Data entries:
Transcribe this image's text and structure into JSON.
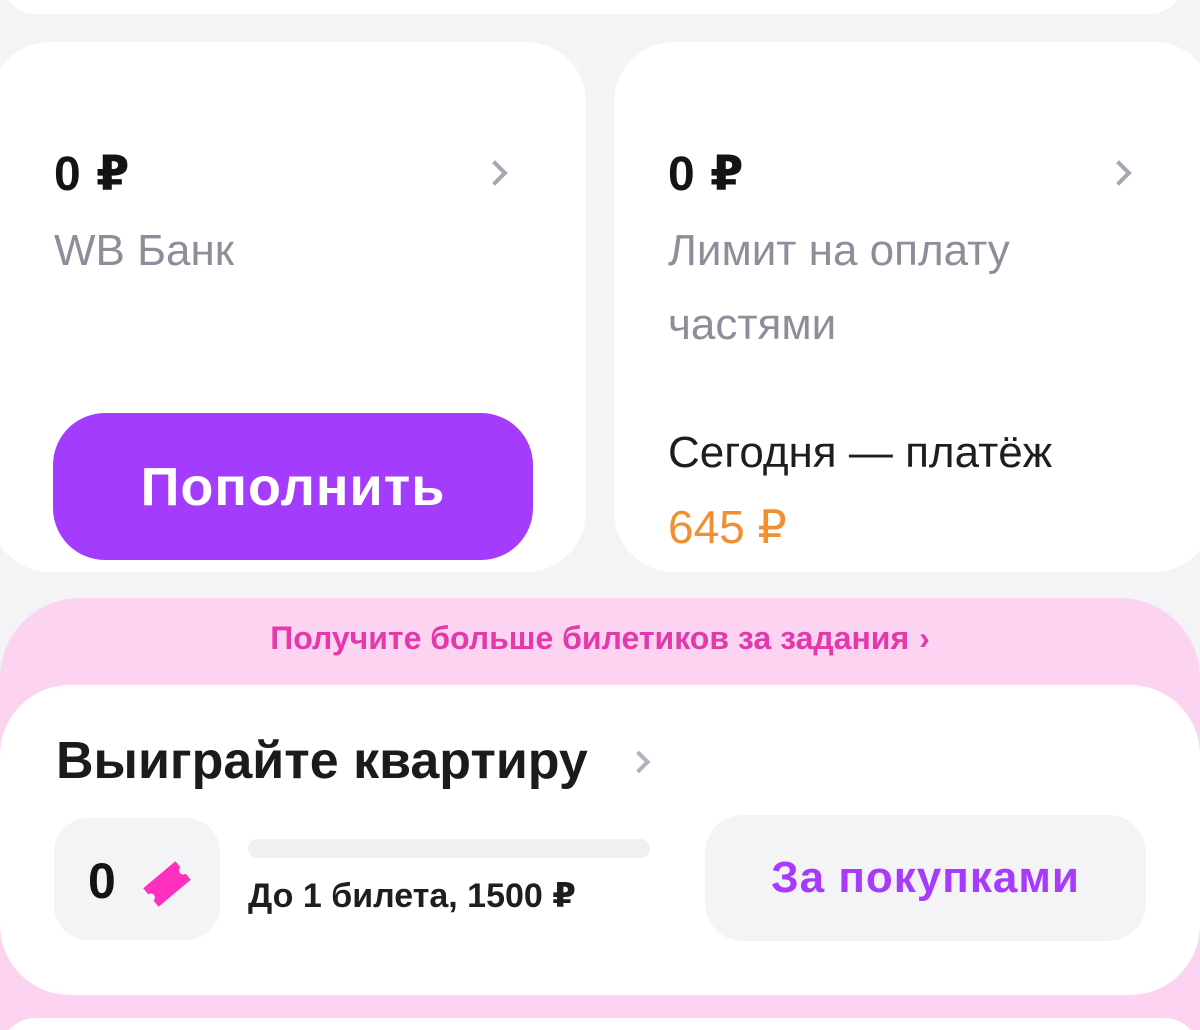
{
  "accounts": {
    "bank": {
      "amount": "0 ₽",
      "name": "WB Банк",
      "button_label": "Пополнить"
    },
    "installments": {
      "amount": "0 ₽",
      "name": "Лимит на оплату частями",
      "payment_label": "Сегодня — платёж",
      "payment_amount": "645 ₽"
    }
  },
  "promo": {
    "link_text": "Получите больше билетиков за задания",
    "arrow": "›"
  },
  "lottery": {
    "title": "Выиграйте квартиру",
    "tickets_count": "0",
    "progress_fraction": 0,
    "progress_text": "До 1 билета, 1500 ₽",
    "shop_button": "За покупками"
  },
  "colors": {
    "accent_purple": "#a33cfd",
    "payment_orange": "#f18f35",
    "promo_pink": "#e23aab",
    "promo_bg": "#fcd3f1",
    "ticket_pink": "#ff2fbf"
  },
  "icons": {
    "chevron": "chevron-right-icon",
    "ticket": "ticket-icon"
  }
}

...

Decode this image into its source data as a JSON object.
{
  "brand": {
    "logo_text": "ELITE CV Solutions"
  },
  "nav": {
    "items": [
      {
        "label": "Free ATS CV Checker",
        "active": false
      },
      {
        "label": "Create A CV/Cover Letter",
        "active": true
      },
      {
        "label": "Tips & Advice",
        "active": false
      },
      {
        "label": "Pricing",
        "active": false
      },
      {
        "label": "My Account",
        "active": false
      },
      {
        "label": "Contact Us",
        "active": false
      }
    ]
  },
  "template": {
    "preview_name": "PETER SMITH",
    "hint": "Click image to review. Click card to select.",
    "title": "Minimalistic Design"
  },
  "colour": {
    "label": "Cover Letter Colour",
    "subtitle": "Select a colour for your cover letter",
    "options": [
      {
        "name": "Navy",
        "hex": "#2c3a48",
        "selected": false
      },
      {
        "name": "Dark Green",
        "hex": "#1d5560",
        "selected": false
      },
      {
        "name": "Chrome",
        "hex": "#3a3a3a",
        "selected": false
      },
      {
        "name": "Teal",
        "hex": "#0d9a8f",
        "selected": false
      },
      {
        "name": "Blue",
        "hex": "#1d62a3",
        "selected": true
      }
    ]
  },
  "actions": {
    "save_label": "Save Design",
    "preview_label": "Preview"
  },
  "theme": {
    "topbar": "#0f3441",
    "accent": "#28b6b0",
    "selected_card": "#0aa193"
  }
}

* PROBLEM TO WORK ON: All lines holding the word "into" should be picked out and copied.

* REPLY TO THE EXERCISE:
Transcribe this image's text and structure into JSON.
Decode this image into its source data as a JSON object.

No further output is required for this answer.